What is asked » In your copy, reproduce the entries exactly as they are, minus the images.

Records supplied »
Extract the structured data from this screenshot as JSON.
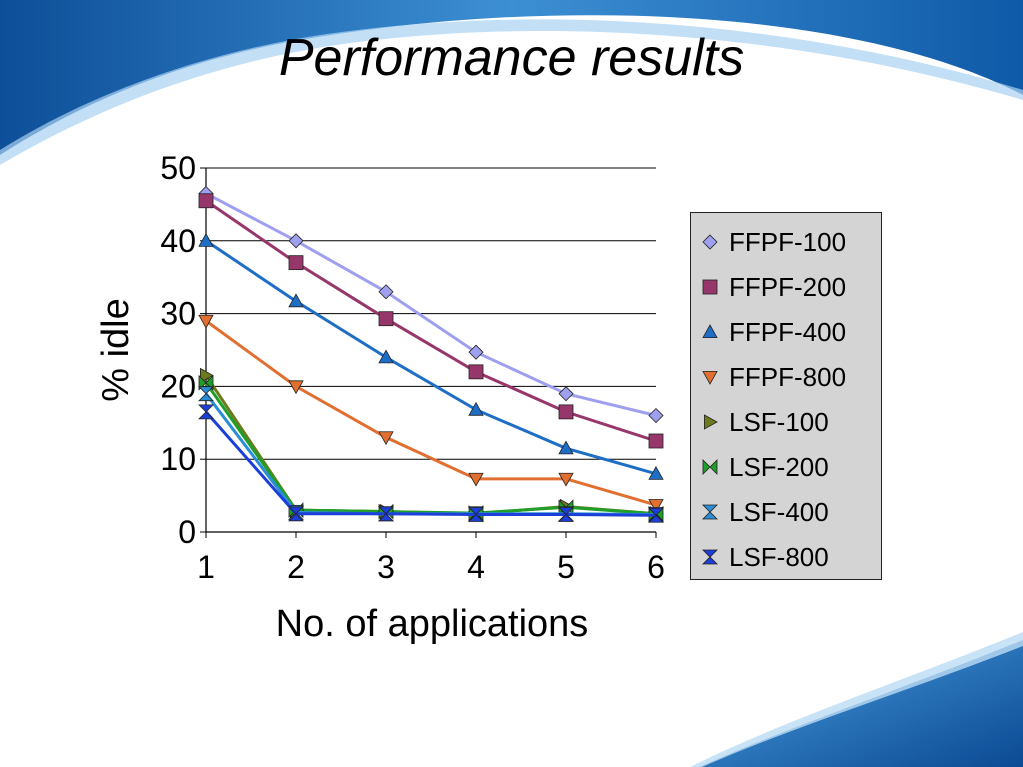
{
  "slide": {
    "title": "Performance results"
  },
  "colors": {
    "background_wave": "#1f6fb3",
    "slide_surface": "#ffffff",
    "legend_fill": "#d4d4d4"
  },
  "chart_data": {
    "type": "line",
    "title": "",
    "xlabel": "No. of applications",
    "ylabel": "% idle",
    "x": [
      1,
      2,
      3,
      4,
      5,
      6
    ],
    "xticks": [
      "1",
      "2",
      "3",
      "4",
      "5",
      "6"
    ],
    "yticks": [
      "0",
      "10",
      "20",
      "30",
      "40",
      "50"
    ],
    "ylim": [
      0,
      50
    ],
    "grid": "horizontal",
    "legend_position": "right",
    "series": [
      {
        "name": "FFPF-100",
        "marker": "diamond",
        "color": "#9f9ff0",
        "values": [
          46.5,
          40,
          33,
          24.7,
          19,
          16
        ]
      },
      {
        "name": "FFPF-200",
        "marker": "square",
        "color": "#97366a",
        "values": [
          45.5,
          37,
          29.3,
          22,
          16.5,
          12.5
        ]
      },
      {
        "name": "FFPF-400",
        "marker": "triangle-up",
        "color": "#1e6ec6",
        "values": [
          40,
          31.7,
          24,
          16.8,
          11.5,
          8
        ]
      },
      {
        "name": "FFPF-800",
        "marker": "triangle-down",
        "color": "#e06f30",
        "values": [
          29,
          20,
          13,
          7.3,
          7.3,
          3.7
        ]
      },
      {
        "name": "LSF-100",
        "marker": "triangle-right",
        "color": "#6e7a1c",
        "values": [
          21.5,
          3,
          2.8,
          2.5,
          3.5,
          2.5
        ]
      },
      {
        "name": "LSF-200",
        "marker": "bowtie",
        "color": "#1f9e2a",
        "values": [
          20.5,
          3,
          2.8,
          2.6,
          3.4,
          2.5
        ]
      },
      {
        "name": "LSF-400",
        "marker": "hourglass",
        "color": "#2a8ed6",
        "values": [
          19,
          2.7,
          2.5,
          2.5,
          2.5,
          2.4
        ]
      },
      {
        "name": "LSF-800",
        "marker": "hourglass",
        "color": "#1b3fd8",
        "values": [
          16.5,
          2.5,
          2.5,
          2.4,
          2.4,
          2.3
        ]
      }
    ]
  }
}
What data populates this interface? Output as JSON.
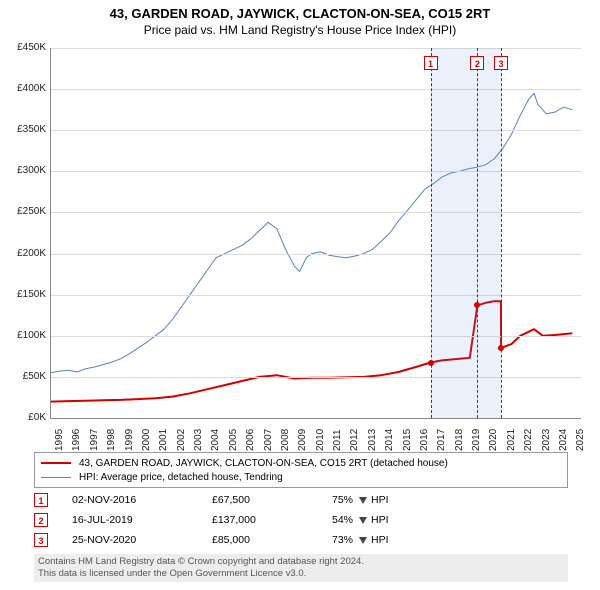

Task solution »
Extract the structured data from this screenshot as JSON.
{
  "slide": {
    "title": "Performance results"
  },
  "colors": {
    "background_wave": "#1f6fb3",
    "slide_surface": "#ffffff",
    "legend_fill": "#d4d4d4"
  },
  "chart_data": {
    "type": "line",
    "title": "",
    "xlabel": "No. of applications",
    "ylabel": "% idle",
    "x": [
      1,
      2,
      3,
      4,
      5,
      6
    ],
    "xticks": [
      "1",
      "2",
      "3",
      "4",
      "5",
      "6"
    ],
    "yticks": [
      "0",
      "10",
      "20",
      "30",
      "40",
      "50"
    ],
    "ylim": [
      0,
      50
    ],
    "grid": "horizontal",
    "legend_position": "right",
    "series": [
      {
        "name": "FFPF-100",
        "marker": "diamond",
        "color": "#9f9ff0",
        "values": [
          46.5,
          40,
          33,
          24.7,
          19,
          16
        ]
      },
      {
        "name": "FFPF-200",
        "marker": "square",
        "color": "#97366a",
        "values": [
          45.5,
          37,
          29.3,
          22,
          16.5,
          12.5
        ]
      },
      {
        "name": "FFPF-400",
        "marker": "triangle-up",
        "color": "#1e6ec6",
        "values": [
          40,
          31.7,
          24,
          16.8,
          11.5,
          8
        ]
      },
      {
        "name": "FFPF-800",
        "marker": "triangle-down",
        "color": "#e06f30",
        "values": [
          29,
          20,
          13,
          7.3,
          7.3,
          3.7
        ]
      },
      {
        "name": "LSF-100",
        "marker": "triangle-right",
        "color": "#6e7a1c",
        "values": [
          21.5,
          3,
          2.8,
          2.5,
          3.5,
          2.5
        ]
      },
      {
        "name": "LSF-200",
        "marker": "bowtie",
        "color": "#1f9e2a",
        "values": [
          20.5,
          3,
          2.8,
          2.6,
          3.4,
          2.5
        ]
      },
      {
        "name": "LSF-400",
        "marker": "hourglass",
        "color": "#2a8ed6",
        "values": [
          19,
          2.7,
          2.5,
          2.5,
          2.5,
          2.4
        ]
      },
      {
        "name": "LSF-800",
        "marker": "hourglass",
        "color": "#1b3fd8",
        "values": [
          16.5,
          2.5,
          2.5,
          2.4,
          2.4,
          2.3
        ]
      }
    ]
  }
}
What data populates this interface? Output as JSON.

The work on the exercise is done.